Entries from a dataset
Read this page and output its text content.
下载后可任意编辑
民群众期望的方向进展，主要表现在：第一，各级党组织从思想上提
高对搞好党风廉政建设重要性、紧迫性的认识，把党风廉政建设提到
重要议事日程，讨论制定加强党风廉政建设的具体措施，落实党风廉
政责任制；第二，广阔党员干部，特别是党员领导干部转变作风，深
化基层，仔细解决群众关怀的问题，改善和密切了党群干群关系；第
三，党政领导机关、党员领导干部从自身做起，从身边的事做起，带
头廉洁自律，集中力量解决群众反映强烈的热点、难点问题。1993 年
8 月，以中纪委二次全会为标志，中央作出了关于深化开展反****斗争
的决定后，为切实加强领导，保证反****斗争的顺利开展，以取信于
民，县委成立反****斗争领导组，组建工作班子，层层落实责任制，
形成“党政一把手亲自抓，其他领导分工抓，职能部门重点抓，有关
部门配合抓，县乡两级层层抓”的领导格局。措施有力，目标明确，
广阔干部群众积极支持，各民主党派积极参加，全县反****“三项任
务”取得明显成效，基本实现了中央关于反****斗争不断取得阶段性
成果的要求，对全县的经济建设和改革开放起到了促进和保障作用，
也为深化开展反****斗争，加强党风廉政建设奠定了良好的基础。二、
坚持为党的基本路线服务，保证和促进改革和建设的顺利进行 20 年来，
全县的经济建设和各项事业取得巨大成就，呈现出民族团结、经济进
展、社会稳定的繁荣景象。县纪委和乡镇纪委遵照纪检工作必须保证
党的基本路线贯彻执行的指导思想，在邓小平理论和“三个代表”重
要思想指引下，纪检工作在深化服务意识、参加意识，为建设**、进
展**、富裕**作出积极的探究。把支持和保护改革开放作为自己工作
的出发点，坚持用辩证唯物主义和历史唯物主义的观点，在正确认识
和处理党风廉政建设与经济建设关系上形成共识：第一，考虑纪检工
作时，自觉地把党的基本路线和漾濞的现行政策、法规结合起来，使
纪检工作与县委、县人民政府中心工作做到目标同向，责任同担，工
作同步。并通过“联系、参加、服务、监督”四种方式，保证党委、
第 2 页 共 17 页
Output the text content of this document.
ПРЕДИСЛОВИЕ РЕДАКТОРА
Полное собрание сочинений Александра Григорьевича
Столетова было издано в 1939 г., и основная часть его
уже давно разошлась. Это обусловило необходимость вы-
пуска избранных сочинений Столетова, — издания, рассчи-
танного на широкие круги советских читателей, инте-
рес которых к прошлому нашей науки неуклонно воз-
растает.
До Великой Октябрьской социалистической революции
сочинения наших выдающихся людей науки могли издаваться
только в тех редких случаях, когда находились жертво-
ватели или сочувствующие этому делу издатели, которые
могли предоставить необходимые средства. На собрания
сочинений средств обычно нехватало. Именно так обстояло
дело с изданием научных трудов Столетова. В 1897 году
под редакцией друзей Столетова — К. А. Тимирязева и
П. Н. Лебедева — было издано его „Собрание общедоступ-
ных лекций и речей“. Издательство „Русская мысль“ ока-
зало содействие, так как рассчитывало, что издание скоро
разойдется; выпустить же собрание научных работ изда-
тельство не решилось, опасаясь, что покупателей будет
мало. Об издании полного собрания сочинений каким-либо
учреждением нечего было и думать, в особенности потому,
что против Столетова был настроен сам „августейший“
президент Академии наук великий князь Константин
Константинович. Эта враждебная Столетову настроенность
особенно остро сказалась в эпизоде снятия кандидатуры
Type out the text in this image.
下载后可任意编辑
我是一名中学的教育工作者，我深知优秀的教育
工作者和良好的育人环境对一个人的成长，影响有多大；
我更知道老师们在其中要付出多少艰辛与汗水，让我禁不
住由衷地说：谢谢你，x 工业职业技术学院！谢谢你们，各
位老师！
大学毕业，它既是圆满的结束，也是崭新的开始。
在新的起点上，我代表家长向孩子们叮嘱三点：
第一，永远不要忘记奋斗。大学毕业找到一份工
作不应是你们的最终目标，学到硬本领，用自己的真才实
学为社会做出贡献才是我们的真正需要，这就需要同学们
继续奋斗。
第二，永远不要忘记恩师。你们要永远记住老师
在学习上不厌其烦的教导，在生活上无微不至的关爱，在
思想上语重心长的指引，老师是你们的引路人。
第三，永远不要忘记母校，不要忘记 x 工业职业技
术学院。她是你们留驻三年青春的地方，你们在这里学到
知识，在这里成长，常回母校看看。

▶ Written instruction
Extract all lines from the material above that include the word "науки".

▶ Answer in full
рес которых к прошлому нашей науки неуклонно воз-
сочинения наших выдающихся людей науки могли издаваться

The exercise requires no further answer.